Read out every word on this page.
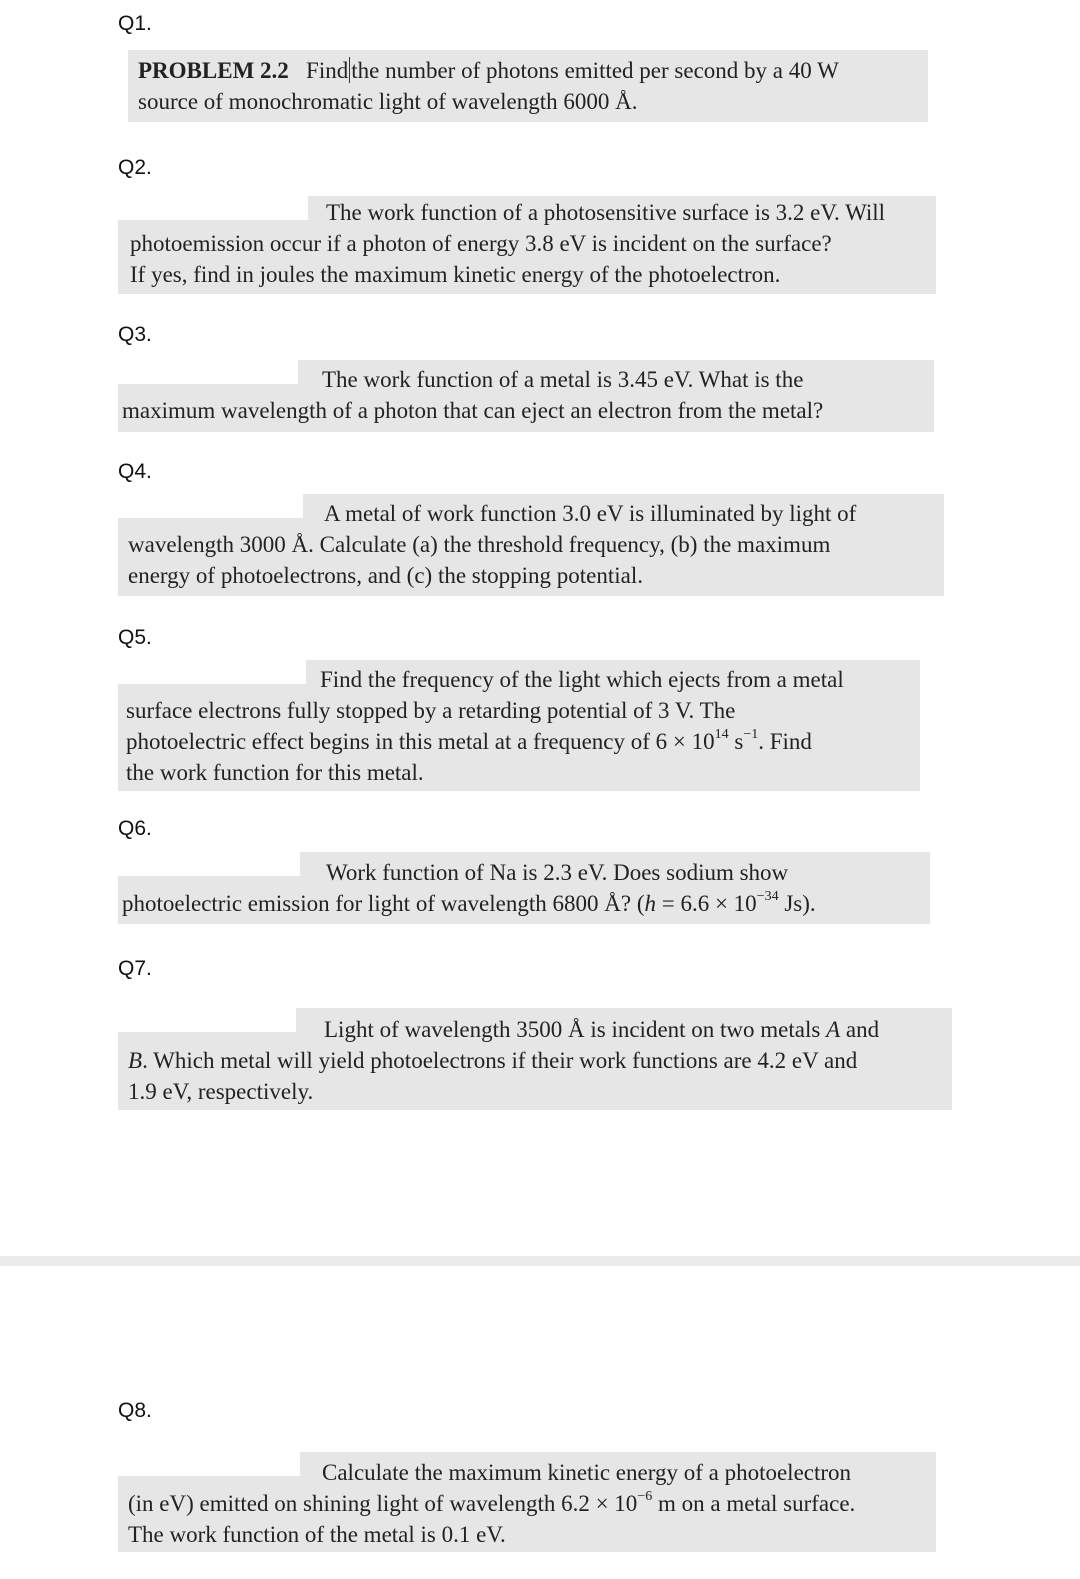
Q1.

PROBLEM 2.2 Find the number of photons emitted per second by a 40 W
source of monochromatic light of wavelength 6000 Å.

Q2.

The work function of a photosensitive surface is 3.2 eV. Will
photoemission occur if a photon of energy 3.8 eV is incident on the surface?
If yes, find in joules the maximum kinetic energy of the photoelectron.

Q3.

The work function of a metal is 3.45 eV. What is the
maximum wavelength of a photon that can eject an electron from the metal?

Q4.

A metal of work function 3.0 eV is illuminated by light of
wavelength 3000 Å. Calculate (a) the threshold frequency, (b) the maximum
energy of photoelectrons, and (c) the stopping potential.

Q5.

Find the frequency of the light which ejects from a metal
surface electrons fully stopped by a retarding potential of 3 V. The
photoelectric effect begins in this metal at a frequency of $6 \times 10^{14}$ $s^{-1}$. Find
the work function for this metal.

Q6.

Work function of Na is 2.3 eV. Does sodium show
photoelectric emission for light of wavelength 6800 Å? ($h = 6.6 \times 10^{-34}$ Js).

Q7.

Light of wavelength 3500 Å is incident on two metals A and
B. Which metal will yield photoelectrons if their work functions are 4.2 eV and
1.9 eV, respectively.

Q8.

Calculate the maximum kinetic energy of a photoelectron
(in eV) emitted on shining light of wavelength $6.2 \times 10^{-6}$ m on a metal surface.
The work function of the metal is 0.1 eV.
________________
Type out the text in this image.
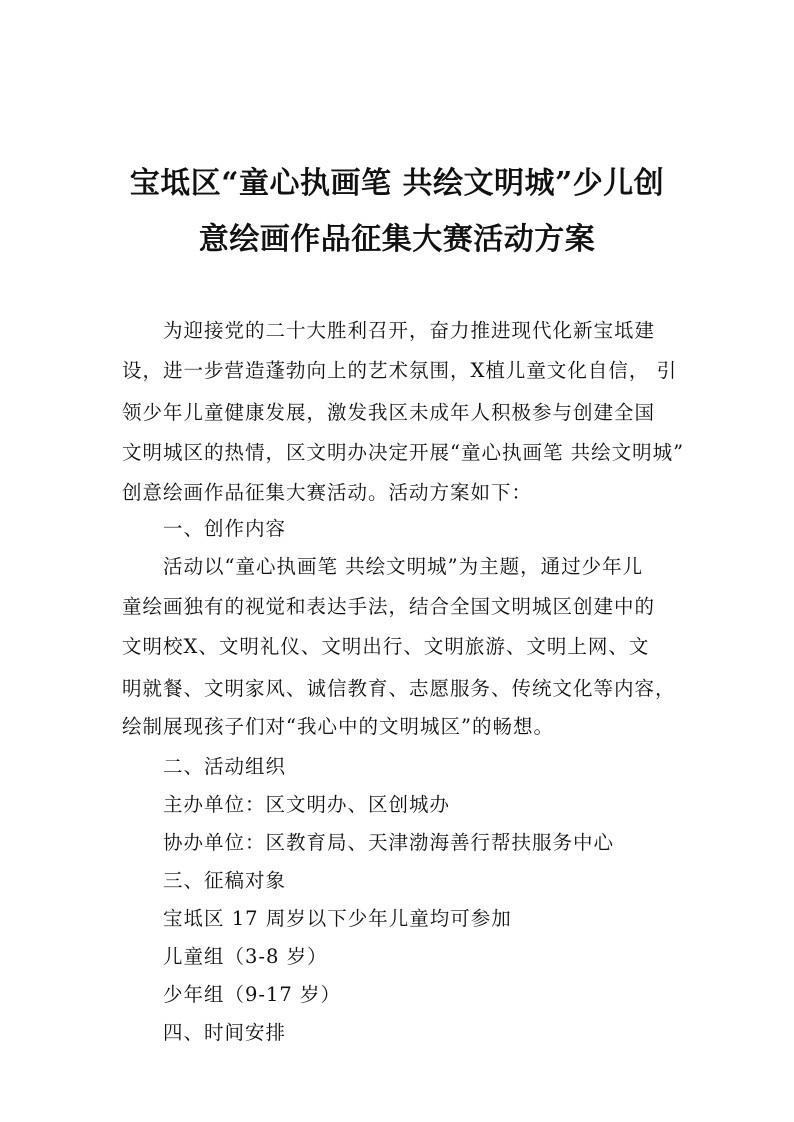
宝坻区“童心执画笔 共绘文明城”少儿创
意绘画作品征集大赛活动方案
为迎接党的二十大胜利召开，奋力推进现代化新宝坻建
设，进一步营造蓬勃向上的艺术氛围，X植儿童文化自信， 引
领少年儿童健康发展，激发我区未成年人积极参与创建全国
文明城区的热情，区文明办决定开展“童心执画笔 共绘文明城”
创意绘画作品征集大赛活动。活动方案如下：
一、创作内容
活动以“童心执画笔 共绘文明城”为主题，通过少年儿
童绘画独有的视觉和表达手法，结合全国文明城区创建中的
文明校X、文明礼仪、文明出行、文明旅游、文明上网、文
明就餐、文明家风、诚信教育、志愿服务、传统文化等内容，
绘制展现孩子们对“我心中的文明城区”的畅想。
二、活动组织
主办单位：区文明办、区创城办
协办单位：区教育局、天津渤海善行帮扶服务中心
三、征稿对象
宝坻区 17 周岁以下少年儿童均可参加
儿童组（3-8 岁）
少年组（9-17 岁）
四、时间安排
________________
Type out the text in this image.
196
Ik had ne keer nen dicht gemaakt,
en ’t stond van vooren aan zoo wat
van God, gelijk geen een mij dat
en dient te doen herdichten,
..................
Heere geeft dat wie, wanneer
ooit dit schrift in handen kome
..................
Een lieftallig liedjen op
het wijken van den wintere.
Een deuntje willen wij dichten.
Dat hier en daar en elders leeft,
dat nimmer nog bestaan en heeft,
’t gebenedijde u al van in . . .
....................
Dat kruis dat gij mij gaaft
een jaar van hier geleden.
________________
Copy out each line of the data where the string "童心执画笔" appears.

**EXPECTED ANSWER:**
宝坻区“童心执画笔 共绘文明城”少儿创
文明城区的热情，区文明办决定开展“童心执画笔 共绘文明城”
活动以“童心执画笔 共绘文明城”为主题，通过少年儿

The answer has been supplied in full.